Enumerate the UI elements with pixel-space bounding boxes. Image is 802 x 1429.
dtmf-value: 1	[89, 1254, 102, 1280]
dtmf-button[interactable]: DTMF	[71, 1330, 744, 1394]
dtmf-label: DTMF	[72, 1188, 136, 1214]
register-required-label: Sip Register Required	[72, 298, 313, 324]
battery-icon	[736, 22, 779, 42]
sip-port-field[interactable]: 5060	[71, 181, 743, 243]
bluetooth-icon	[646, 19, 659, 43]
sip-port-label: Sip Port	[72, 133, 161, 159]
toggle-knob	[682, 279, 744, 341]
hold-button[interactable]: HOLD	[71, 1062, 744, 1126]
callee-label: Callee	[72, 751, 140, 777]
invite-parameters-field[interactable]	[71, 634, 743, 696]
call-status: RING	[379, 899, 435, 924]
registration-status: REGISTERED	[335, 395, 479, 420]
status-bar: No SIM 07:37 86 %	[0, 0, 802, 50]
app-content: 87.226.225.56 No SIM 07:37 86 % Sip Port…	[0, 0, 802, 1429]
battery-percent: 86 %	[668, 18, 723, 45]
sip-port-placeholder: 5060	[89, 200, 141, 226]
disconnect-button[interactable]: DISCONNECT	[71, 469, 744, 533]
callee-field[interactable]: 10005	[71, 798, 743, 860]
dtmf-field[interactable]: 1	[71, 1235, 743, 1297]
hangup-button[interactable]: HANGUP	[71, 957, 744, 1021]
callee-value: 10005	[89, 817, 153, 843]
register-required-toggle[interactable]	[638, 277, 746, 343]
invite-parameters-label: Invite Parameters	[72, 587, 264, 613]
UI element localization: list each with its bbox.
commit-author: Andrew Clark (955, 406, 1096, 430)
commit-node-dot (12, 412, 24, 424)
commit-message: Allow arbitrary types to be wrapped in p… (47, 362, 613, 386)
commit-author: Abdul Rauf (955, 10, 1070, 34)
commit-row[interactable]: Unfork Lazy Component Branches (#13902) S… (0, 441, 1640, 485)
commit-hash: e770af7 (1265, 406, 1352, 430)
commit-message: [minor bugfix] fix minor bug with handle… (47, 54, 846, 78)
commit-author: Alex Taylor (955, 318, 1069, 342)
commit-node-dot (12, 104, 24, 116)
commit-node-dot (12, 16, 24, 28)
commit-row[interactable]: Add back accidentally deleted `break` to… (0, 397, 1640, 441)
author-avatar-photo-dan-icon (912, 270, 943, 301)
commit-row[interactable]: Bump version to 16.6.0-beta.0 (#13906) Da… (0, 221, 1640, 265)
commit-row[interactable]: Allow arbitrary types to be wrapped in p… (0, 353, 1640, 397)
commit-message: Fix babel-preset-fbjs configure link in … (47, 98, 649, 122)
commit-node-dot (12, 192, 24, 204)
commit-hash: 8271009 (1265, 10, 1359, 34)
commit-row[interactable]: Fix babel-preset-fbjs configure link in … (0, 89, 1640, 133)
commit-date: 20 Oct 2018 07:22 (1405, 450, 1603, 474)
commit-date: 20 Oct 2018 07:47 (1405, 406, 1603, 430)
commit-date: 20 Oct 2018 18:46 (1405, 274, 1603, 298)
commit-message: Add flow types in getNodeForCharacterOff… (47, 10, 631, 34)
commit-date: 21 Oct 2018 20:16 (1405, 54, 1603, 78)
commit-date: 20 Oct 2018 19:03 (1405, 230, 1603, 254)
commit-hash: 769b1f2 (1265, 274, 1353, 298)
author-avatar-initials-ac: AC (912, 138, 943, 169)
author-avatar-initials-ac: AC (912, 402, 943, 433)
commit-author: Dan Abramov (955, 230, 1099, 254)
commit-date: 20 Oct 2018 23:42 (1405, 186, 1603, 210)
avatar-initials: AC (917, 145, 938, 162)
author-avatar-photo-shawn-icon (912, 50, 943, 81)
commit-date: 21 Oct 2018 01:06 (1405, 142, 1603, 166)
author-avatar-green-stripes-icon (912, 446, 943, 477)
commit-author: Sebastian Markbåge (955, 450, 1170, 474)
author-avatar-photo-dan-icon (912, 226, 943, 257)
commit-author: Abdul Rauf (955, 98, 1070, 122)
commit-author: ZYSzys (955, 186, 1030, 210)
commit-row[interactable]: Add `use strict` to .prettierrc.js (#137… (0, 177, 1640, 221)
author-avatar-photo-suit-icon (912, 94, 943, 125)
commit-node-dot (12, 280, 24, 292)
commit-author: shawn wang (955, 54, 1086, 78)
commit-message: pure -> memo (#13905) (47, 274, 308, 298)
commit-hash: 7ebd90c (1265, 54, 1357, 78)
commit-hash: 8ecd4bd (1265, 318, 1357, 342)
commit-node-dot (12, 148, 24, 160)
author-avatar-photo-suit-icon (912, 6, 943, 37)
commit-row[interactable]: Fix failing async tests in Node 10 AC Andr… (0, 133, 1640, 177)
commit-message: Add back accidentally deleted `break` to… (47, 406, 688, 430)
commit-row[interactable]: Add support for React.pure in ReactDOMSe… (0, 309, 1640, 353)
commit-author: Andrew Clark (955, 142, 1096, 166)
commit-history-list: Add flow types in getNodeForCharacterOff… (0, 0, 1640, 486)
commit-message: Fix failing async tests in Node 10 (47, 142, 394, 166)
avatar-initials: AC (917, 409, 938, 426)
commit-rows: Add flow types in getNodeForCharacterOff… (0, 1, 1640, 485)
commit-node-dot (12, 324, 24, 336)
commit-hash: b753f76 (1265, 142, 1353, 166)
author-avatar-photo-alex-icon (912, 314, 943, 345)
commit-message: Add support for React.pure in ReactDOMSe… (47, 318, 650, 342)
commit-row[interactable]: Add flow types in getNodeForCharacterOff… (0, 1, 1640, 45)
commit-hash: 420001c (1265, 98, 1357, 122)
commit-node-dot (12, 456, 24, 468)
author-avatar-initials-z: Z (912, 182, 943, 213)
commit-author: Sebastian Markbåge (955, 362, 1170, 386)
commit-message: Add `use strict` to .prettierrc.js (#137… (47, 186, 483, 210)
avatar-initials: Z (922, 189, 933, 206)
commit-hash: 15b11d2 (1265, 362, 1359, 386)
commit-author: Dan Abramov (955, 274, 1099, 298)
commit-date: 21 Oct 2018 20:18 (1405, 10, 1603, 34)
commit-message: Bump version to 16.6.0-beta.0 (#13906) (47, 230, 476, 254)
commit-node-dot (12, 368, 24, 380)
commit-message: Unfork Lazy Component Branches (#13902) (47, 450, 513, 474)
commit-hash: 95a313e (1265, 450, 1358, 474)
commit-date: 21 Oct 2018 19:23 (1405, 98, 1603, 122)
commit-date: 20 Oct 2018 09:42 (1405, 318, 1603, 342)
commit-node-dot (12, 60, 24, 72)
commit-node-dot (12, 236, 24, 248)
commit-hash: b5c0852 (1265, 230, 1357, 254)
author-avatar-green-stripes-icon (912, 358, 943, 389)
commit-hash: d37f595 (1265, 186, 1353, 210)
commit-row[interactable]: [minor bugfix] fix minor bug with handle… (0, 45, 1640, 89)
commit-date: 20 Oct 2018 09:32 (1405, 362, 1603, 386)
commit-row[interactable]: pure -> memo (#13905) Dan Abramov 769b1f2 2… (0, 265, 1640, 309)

#### [Problem to solve]
Copy out every line of the records above word for word.

#### [Reply]
Enumerate the UI elements with pixel-space bounding boxes. Image is 802 x 1429.
dtmf-value: 1	[89, 1254, 102, 1280]
dtmf-button[interactable]: DTMF	[71, 1330, 744, 1394]
dtmf-label: DTMF	[72, 1188, 136, 1214]
register-required-label: Sip Register Required	[72, 298, 313, 324]
battery-icon	[736, 22, 779, 42]
sip-port-field[interactable]: 5060	[71, 181, 743, 243]
bluetooth-icon	[646, 19, 659, 43]
sip-port-label: Sip Port	[72, 133, 161, 159]
toggle-knob	[682, 279, 744, 341]
hold-button[interactable]: HOLD	[71, 1062, 744, 1126]
callee-label: Callee	[72, 751, 140, 777]
invite-parameters-field[interactable]	[71, 634, 743, 696]
call-status: RING	[379, 899, 435, 924]
registration-status: REGISTERED	[335, 395, 479, 420]
status-bar: No SIM 07:37 86 %	[0, 0, 802, 50]
app-content: 87.226.225.56 No SIM 07:37 86 % Sip Port…	[0, 0, 802, 1429]
battery-percent: 86 %	[668, 18, 723, 45]
sip-port-placeholder: 5060	[89, 200, 141, 226]
disconnect-button[interactable]: DISCONNECT	[71, 469, 744, 533]
callee-field[interactable]: 10005	[71, 798, 743, 860]
dtmf-field[interactable]: 1	[71, 1235, 743, 1297]
hangup-button[interactable]: HANGUP	[71, 957, 744, 1021]
callee-value: 10005	[89, 817, 153, 843]
register-required-toggle[interactable]	[638, 277, 746, 343]
invite-parameters-label: Invite Parameters	[72, 587, 264, 613]
UI element localization: list each with its bbox.
commit-author: Andrew Clark (955, 406, 1096, 430)
commit-node-dot (12, 412, 24, 424)
commit-message: Allow arbitrary types to be wrapped in p… (47, 362, 613, 386)
commit-author: Abdul Rauf (955, 10, 1070, 34)
commit-row[interactable]: Unfork Lazy Component Branches (#13902) S… (0, 441, 1640, 485)
commit-hash: e770af7 (1265, 406, 1352, 430)
commit-message: [minor bugfix] fix minor bug with handle… (47, 54, 846, 78)
commit-author: Alex Taylor (955, 318, 1069, 342)
commit-node-dot (12, 104, 24, 116)
commit-node-dot (12, 16, 24, 28)
commit-row[interactable]: Add back accidentally deleted `break` to… (0, 397, 1640, 441)
author-avatar-photo-dan-icon (912, 270, 943, 301)
commit-row[interactable]: Bump version to 16.6.0-beta.0 (#13906) Da… (0, 221, 1640, 265)
commit-row[interactable]: Allow arbitrary types to be wrapped in p… (0, 353, 1640, 397)
commit-message: Fix babel-preset-fbjs configure link in … (47, 98, 649, 122)
commit-node-dot (12, 192, 24, 204)
commit-hash: 8271009 (1265, 10, 1359, 34)
commit-row[interactable]: Fix babel-preset-fbjs configure link in … (0, 89, 1640, 133)
commit-date: 20 Oct 2018 07:22 (1405, 450, 1603, 474)
commit-date: 20 Oct 2018 07:47 (1405, 406, 1603, 430)
commit-date: 20 Oct 2018 18:46 (1405, 274, 1603, 298)
commit-message: Add flow types in getNodeForCharacterOff… (47, 10, 631, 34)
commit-date: 21 Oct 2018 20:16 (1405, 54, 1603, 78)
commit-date: 20 Oct 2018 19:03 (1405, 230, 1603, 254)
commit-hash: 769b1f2 (1265, 274, 1353, 298)
author-avatar-initials-ac: AC (912, 138, 943, 169)
author-avatar-initials-ac: AC (912, 402, 943, 433)
commit-author: Dan Abramov (955, 230, 1099, 254)
commit-date: 20 Oct 2018 23:42 (1405, 186, 1603, 210)
avatar-initials: AC (917, 145, 938, 162)
author-avatar-photo-shawn-icon (912, 50, 943, 81)
commit-date: 21 Oct 2018 01:06 (1405, 142, 1603, 166)
author-avatar-green-stripes-icon (912, 446, 943, 477)
commit-author: Sebastian Markbåge (955, 450, 1170, 474)
author-avatar-photo-dan-icon (912, 226, 943, 257)
commit-author: Abdul Rauf (955, 98, 1070, 122)
commit-author: ZYSzys (955, 186, 1030, 210)
commit-row[interactable]: Add `use strict` to .prettierrc.js (#137… (0, 177, 1640, 221)
author-avatar-photo-suit-icon (912, 94, 943, 125)
commit-node-dot (12, 280, 24, 292)
commit-author: shawn wang (955, 54, 1086, 78)
commit-message: pure -> memo (#13905) (47, 274, 308, 298)
commit-hash: 7ebd90c (1265, 54, 1357, 78)
commit-hash: 8ecd4bd (1265, 318, 1357, 342)
commit-node-dot (12, 148, 24, 160)
author-avatar-photo-suit-icon (912, 6, 943, 37)
commit-row[interactable]: Fix failing async tests in Node 10 AC Andr… (0, 133, 1640, 177)
commit-message: Add back accidentally deleted `break` to… (47, 406, 688, 430)
commit-row[interactable]: Add support for React.pure in ReactDOMSe… (0, 309, 1640, 353)
commit-author: Andrew Clark (955, 142, 1096, 166)
commit-history-list: Add flow types in getNodeForCharacterOff… (0, 0, 1640, 486)
commit-message: Fix failing async tests in Node 10 (47, 142, 394, 166)
avatar-initials: AC (917, 409, 938, 426)
commit-rows: Add flow types in getNodeForCharacterOff… (0, 1, 1640, 485)
commit-node-dot (12, 324, 24, 336)
commit-hash: b753f76 (1265, 142, 1353, 166)
author-avatar-photo-alex-icon (912, 314, 943, 345)
commit-message: Add support for React.pure in ReactDOMSe… (47, 318, 650, 342)
commit-row[interactable]: Add flow types in getNodeForCharacterOff… (0, 1, 1640, 45)
commit-hash: 420001c (1265, 98, 1357, 122)
commit-node-dot (12, 456, 24, 468)
author-avatar-initials-z: Z (912, 182, 943, 213)
commit-author: Sebastian Markbåge (955, 362, 1170, 386)
commit-message: Add `use strict` to .prettierrc.js (#137… (47, 186, 483, 210)
avatar-initials: Z (922, 189, 933, 206)
commit-hash: 15b11d2 (1265, 362, 1359, 386)
commit-author: Dan Abramov (955, 274, 1099, 298)
commit-date: 21 Oct 2018 20:18 (1405, 10, 1603, 34)
commit-message: Bump version to 16.6.0-beta.0 (#13906) (47, 230, 476, 254)
commit-node-dot (12, 368, 24, 380)
commit-message: Unfork Lazy Component Branches (#13902) (47, 450, 513, 474)
commit-hash: 95a313e (1265, 450, 1358, 474)
commit-date: 21 Oct 2018 19:23 (1405, 98, 1603, 122)
commit-date: 20 Oct 2018 09:42 (1405, 318, 1603, 342)
commit-node-dot (12, 60, 24, 72)
commit-node-dot (12, 236, 24, 248)
commit-hash: b5c0852 (1265, 230, 1357, 254)
author-avatar-green-stripes-icon (912, 358, 943, 389)
commit-hash: d37f595 (1265, 186, 1353, 210)
commit-row[interactable]: [minor bugfix] fix minor bug with handle… (0, 45, 1640, 89)
commit-date: 20 Oct 2018 09:32 (1405, 362, 1603, 386)
commit-row[interactable]: pure -> memo (#13905) Dan Abramov 769b1f2 2… (0, 265, 1640, 309)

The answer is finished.